■ Data extract ■
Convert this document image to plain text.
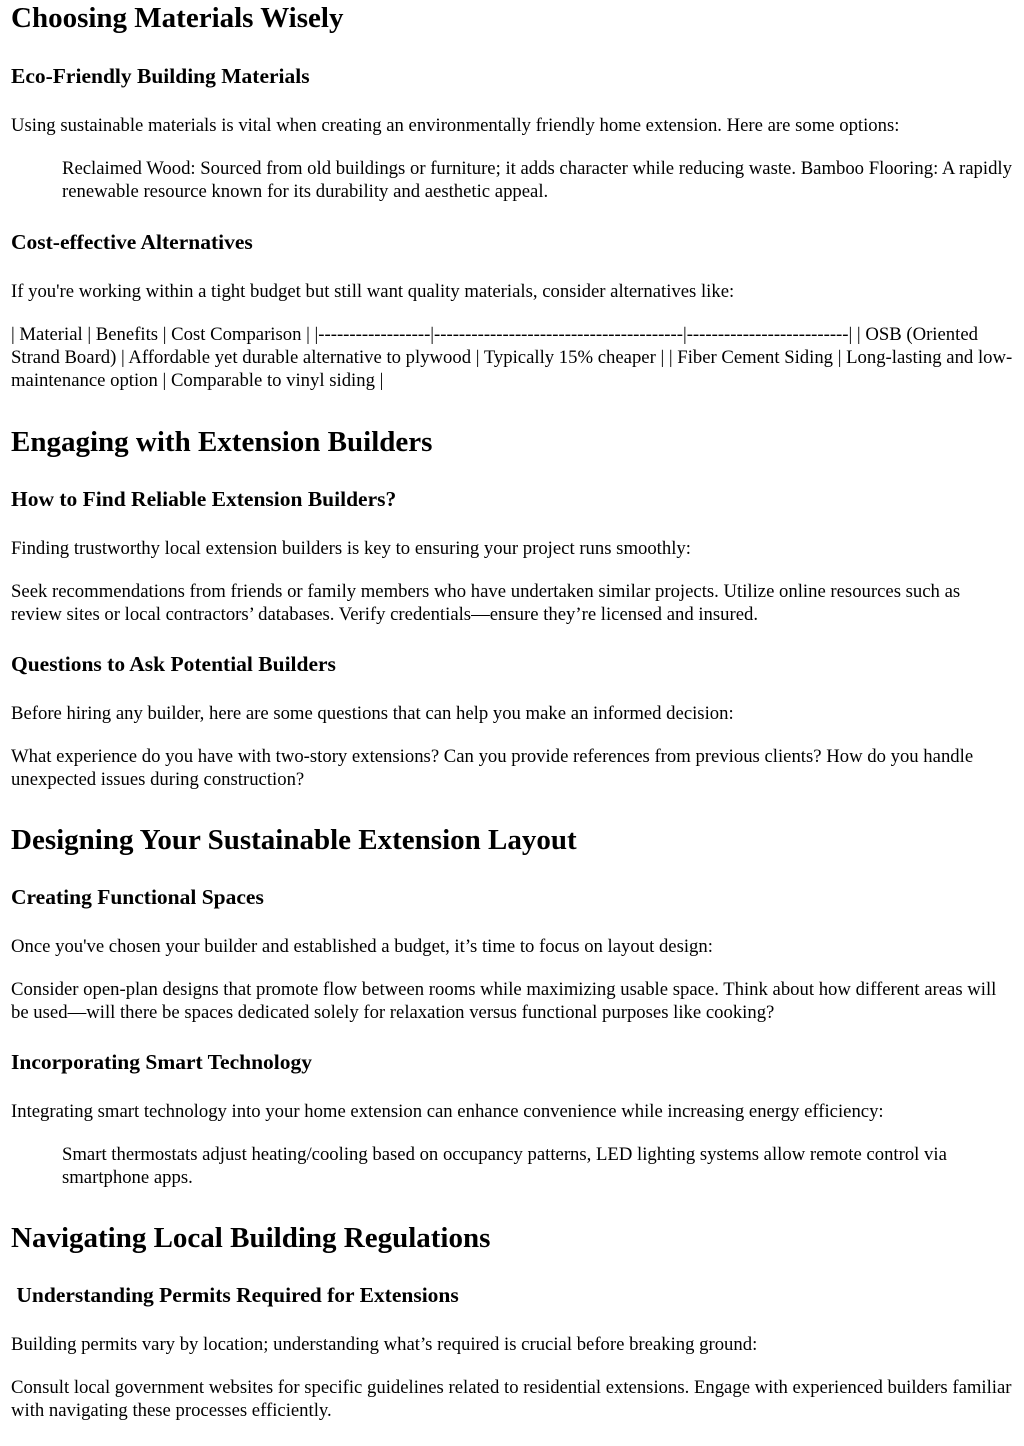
Choosing Materials Wisely
Eco-Friendly Building Materials

Using sustainable materials is vital when creating an environmentally friendly home extension. Here are some options:

Reclaimed Wood: Sourced from old buildings or furniture; it adds character while reducing waste. Bamboo Flooring: A rapidly renewable resource known for its durability and aesthetic appeal.
Cost-effective Alternatives

If you're working within a tight budget but still want quality materials, consider alternatives like:

| Material | Benefits | Cost Comparison | |------------------|----------------------------------------|--------------------------| | OSB (Oriented Strand Board) | Affordable yet durable alternative to plywood | Typically 15% cheaper | | Fiber Cement Siding | Long-lasting and low-maintenance option | Comparable to vinyl siding |

Engaging with Extension Builders
How to Find Reliable Extension Builders?

Finding trustworthy local extension builders is key to ensuring your project runs smoothly:

Seek recommendations from friends or family members who have undertaken similar projects. Utilize online resources such as review sites or local contractors’ databases. Verify credentials—ensure they’re licensed and insured.

Questions to Ask Potential Builders

Before hiring any builder, here are some questions that can help you make an informed decision:

What experience do you have with two-story extensions? Can you provide references from previous clients? How do you handle unexpected issues during construction?

Designing Your Sustainable Extension Layout
Creating Functional Spaces

Once you've chosen your builder and established a budget, it’s time to focus on layout design:

Consider open-plan designs that promote flow between rooms while maximizing usable space. Think about how different areas will be used—will there be spaces dedicated solely for relaxation versus functional purposes like cooking?

Incorporating Smart Technology

Integrating smart technology into your home extension can enhance convenience while increasing energy efficiency:

Smart thermostats adjust heating/cooling based on occupancy patterns, LED lighting systems allow remote control via smartphone apps.
Navigating Local Building Regulations
Understanding Permits Required for Extensions

Building permits vary by location; understanding what’s required is crucial before breaking ground:

Consult local government websites for specific guidelines related to residential extensions. Engage with experienced builders familiar with navigating these processes efficiently.
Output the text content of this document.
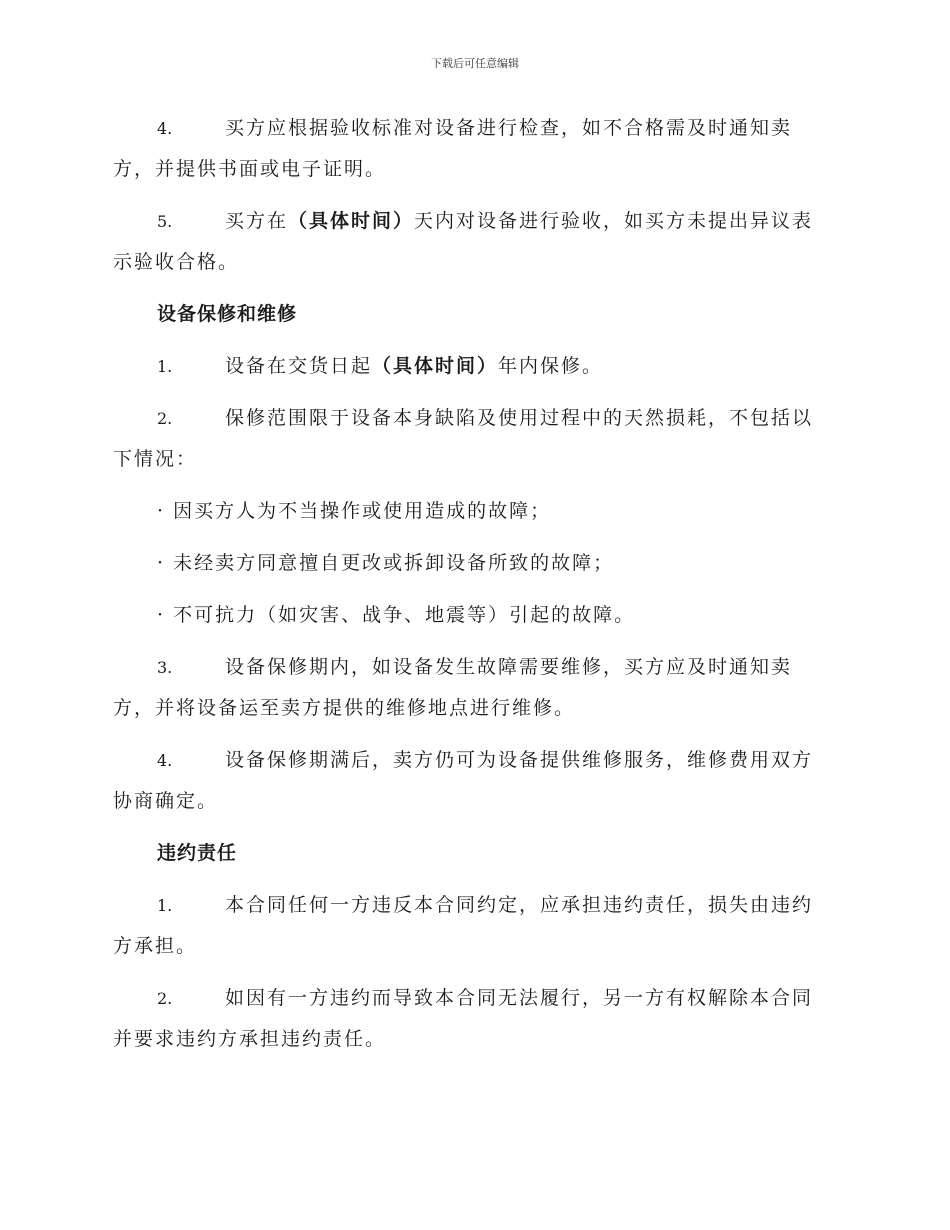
下载后可任意编辑
4.	买方应根据验收标准对设备进行检查，如不合格需及时通知卖方，并提供书面或电子证明。
5.	买方在（具体时间）天内对设备进行验收，如买方未提出异议表示验收合格。
设备保修和维修
1.	设备在交货日起（具体时间）年内保修。
2.	保修范围限于设备本身缺陷及使用过程中的天然损耗，不包括以下情况：
· 因买方人为不当操作或使用造成的故障；
· 未经卖方同意擅自更改或拆卸设备所致的故障；
· 不可抗力（如灾害、战争、地震等）引起的故障。
3.	设备保修期内，如设备发生故障需要维修，买方应及时通知卖方，并将设备运至卖方提供的维修地点进行维修。
4.	设备保修期满后，卖方仍可为设备提供维修服务，维修费用双方协商确定。
违约责任
1.	本合同任何一方违反本合同约定，应承担违约责任，损失由违约方承担。
2.	如因有一方违约而导致本合同无法履行，另一方有权解除本合同并要求违约方承担违约责任。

■ Short exercise ■
All entries must be written out again exactly as given, with no pictures in the copy.

■ Result of this exercise ■
Convert this document image to plain text.
Choosing Materials Wisely
Eco-Friendly Building Materials

Using sustainable materials is vital when creating an environmentally friendly home extension. Here are some options:

Reclaimed Wood: Sourced from old buildings or furniture; it adds character while reducing waste. Bamboo Flooring: A rapidly renewable resource known for its durability and aesthetic appeal.
Cost-effective Alternatives

If you're working within a tight budget but still want quality materials, consider alternatives like:

| Material | Benefits | Cost Comparison | |------------------|----------------------------------------|--------------------------| | OSB (Oriented Strand Board) | Affordable yet durable alternative to plywood | Typically 15% cheaper | | Fiber Cement Siding | Long-lasting and low-maintenance option | Comparable to vinyl siding |

Engaging with Extension Builders
How to Find Reliable Extension Builders?

Finding trustworthy local extension builders is key to ensuring your project runs smoothly:

Seek recommendations from friends or family members who have undertaken similar projects. Utilize online resources such as review sites or local contractors’ databases. Verify credentials—ensure they’re licensed and insured.

Questions to Ask Potential Builders

Before hiring any builder, here are some questions that can help you make an informed decision:

What experience do you have with two-story extensions? Can you provide references from previous clients? How do you handle unexpected issues during construction?

Designing Your Sustainable Extension Layout
Creating Functional Spaces

Once you've chosen your builder and established a budget, it’s time to focus on layout design:

Consider open-plan designs that promote flow between rooms while maximizing usable space. Think about how different areas will be used—will there be spaces dedicated solely for relaxation versus functional purposes like cooking?

Incorporating Smart Technology

Integrating smart technology into your home extension can enhance convenience while increasing energy efficiency:

Smart thermostats adjust heating/cooling based on occupancy patterns, LED lighting systems allow remote control via smartphone apps.
Navigating Local Building Regulations
Understanding Permits Required for Extensions

Building permits vary by location; understanding what’s required is crucial before breaking ground:

Consult local government websites for specific guidelines related to residential extensions. Engage with experienced builders familiar with navigating these processes efficiently.
Output the text content of this document.
下载后可任意编辑
4.	买方应根据验收标准对设备进行检查，如不合格需及时通知卖方，并提供书面或电子证明。
5.	买方在（具体时间）天内对设备进行验收，如买方未提出异议表示验收合格。
设备保修和维修
1.	设备在交货日起（具体时间）年内保修。
2.	保修范围限于设备本身缺陷及使用过程中的天然损耗，不包括以下情况：
· 因买方人为不当操作或使用造成的故障；
· 未经卖方同意擅自更改或拆卸设备所致的故障；
· 不可抗力（如灾害、战争、地震等）引起的故障。
3.	设备保修期内，如设备发生故障需要维修，买方应及时通知卖方，并将设备运至卖方提供的维修地点进行维修。
4.	设备保修期满后，卖方仍可为设备提供维修服务，维修费用双方协商确定。
违约责任
1.	本合同任何一方违反本合同约定，应承担违约责任，损失由违约方承担。
2.	如因有一方违约而导致本合同无法履行，另一方有权解除本合同并要求违约方承担违约责任。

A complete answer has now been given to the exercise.